--- MATERIAL PROVIDED ---

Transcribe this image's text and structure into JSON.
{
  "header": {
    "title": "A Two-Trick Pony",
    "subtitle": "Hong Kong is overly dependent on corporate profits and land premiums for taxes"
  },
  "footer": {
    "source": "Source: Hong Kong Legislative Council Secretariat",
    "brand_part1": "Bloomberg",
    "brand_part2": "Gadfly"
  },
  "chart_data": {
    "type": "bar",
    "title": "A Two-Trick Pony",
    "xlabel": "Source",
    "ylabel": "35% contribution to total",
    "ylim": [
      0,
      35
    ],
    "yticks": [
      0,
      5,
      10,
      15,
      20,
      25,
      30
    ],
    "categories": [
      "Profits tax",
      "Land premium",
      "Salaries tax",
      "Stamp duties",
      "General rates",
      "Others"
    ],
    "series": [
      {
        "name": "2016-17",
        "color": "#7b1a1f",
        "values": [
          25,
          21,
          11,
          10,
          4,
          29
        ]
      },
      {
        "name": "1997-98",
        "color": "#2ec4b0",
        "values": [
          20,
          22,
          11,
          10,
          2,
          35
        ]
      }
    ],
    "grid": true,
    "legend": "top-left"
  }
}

---

Type out all of the material again, word for word.

Transcribe this image's text and structure into JSON.
{
  "header": {
    "title": "A Two-Trick Pony",
    "subtitle": "Hong Kong is overly dependent on corporate profits and land premiums for taxes"
  },
  "footer": {
    "source": "Source: Hong Kong Legislative Council Secretariat",
    "brand_part1": "Bloomberg",
    "brand_part2": "Gadfly"
  },
  "chart_data": {
    "type": "bar",
    "title": "A Two-Trick Pony",
    "xlabel": "Source",
    "ylabel": "35% contribution to total",
    "ylim": [
      0,
      35
    ],
    "yticks": [
      0,
      5,
      10,
      15,
      20,
      25,
      30
    ],
    "categories": [
      "Profits tax",
      "Land premium",
      "Salaries tax",
      "Stamp duties",
      "General rates",
      "Others"
    ],
    "series": [
      {
        "name": "2016-17",
        "color": "#7b1a1f",
        "values": [
          25,
          21,
          11,
          10,
          4,
          29
        ]
      },
      {
        "name": "1997-98",
        "color": "#2ec4b0",
        "values": [
          20,
          22,
          11,
          10,
          2,
          35
        ]
      }
    ],
    "grid": true,
    "legend": "top-left"
  }
}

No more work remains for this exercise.